▶ **Requirement**: Copy each line below exactly and leave the pictures out.

Saved entries
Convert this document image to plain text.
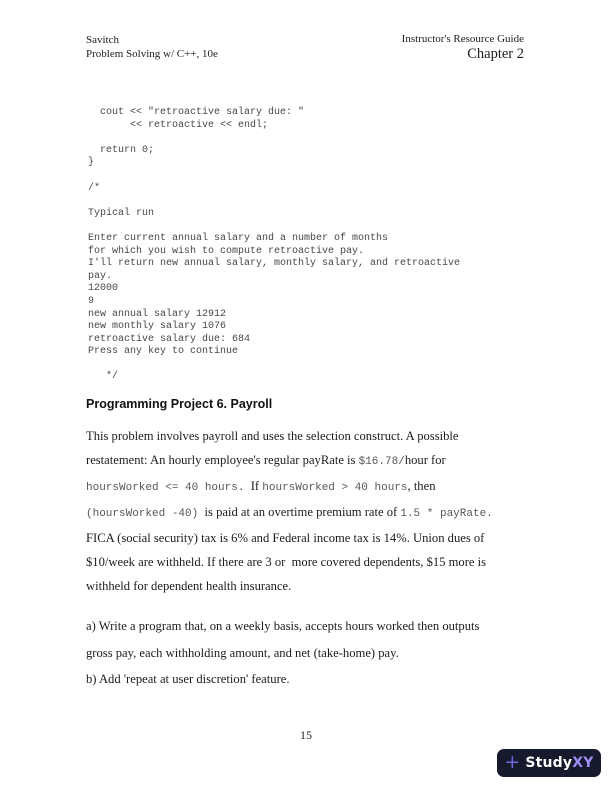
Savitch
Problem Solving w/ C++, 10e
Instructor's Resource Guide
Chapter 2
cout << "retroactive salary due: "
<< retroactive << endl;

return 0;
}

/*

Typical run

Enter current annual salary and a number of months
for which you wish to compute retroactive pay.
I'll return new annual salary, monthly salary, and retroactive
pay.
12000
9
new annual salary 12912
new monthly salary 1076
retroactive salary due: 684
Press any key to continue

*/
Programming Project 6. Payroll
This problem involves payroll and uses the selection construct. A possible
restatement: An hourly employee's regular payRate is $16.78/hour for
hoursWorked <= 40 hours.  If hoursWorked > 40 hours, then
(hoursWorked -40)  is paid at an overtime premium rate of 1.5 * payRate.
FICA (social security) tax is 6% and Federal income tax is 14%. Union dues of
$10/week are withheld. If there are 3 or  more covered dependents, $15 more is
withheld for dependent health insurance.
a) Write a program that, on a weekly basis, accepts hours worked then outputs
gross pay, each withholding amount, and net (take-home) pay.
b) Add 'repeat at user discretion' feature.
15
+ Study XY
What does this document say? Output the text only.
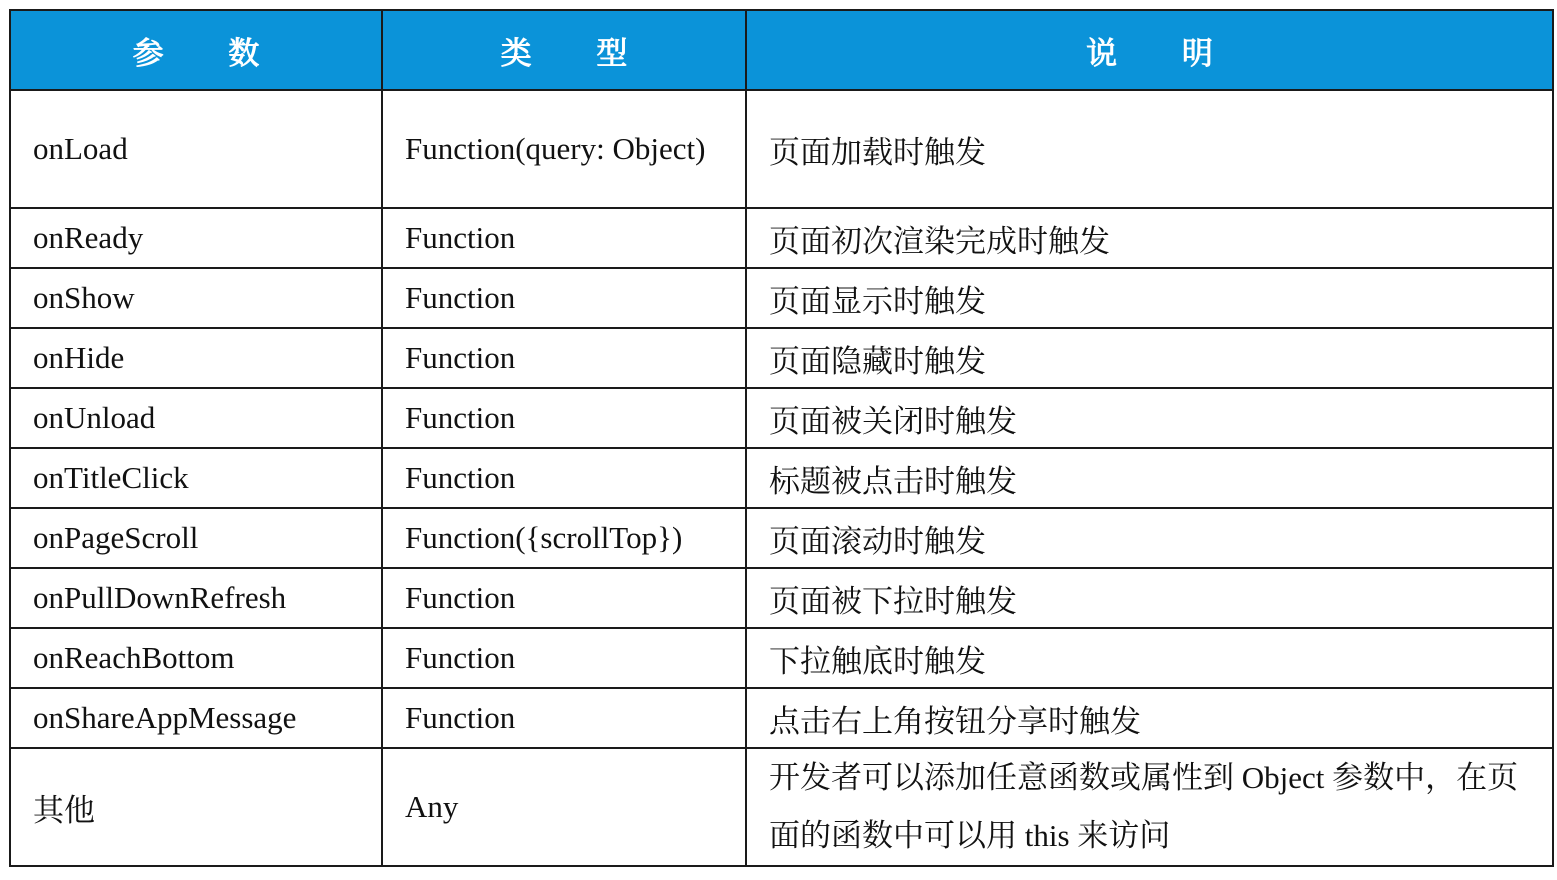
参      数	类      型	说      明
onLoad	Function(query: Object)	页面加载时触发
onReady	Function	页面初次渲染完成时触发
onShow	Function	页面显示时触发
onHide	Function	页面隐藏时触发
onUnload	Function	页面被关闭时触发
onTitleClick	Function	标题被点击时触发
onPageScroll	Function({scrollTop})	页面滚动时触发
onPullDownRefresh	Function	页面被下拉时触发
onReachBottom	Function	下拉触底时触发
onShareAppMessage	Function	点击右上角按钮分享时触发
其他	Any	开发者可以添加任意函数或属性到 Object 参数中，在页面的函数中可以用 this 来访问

▶ **Full output**:
Convert this document image to plain text.
Savitch
Problem Solving w/ C++, 10e
Instructor's Resource Guide
Chapter 2
cout << "retroactive salary due: "
<< retroactive << endl;

return 0;
}

/*

Typical run

Enter current annual salary and a number of months
for which you wish to compute retroactive pay.
I'll return new annual salary, monthly salary, and retroactive
pay.
12000
9
new annual salary 12912
new monthly salary 1076
retroactive salary due: 684
Press any key to continue

*/
Programming Project 6. Payroll
This problem involves payroll and uses the selection construct. A possible
restatement: An hourly employee's regular payRate is $16.78/hour for
hoursWorked <= 40 hours.  If hoursWorked > 40 hours, then
(hoursWorked -40)  is paid at an overtime premium rate of 1.5 * payRate.
FICA (social security) tax is 6% and Federal income tax is 14%. Union dues of
$10/week are withheld. If there are 3 or  more covered dependents, $15 more is
withheld for dependent health insurance.
a) Write a program that, on a weekly basis, accepts hours worked then outputs
gross pay, each withholding amount, and net (take-home) pay.
b) Add 'repeat at user discretion' feature.
15
+ Study XY
What does this document say? Output the text only.
参      数	类      型	说      明
onLoad	Function(query: Object)	页面加载时触发
onReady	Function	页面初次渲染完成时触发
onShow	Function	页面显示时触发
onHide	Function	页面隐藏时触发
onUnload	Function	页面被关闭时触发
onTitleClick	Function	标题被点击时触发
onPageScroll	Function({scrollTop})	页面滚动时触发
onPullDownRefresh	Function	页面被下拉时触发
onReachBottom	Function	下拉触底时触发
onShareAppMessage	Function	点击右上角按钮分享时触发
其他	Any	开发者可以添加任意函数或属性到 Object 参数中，在页面的函数中可以用 this 来访问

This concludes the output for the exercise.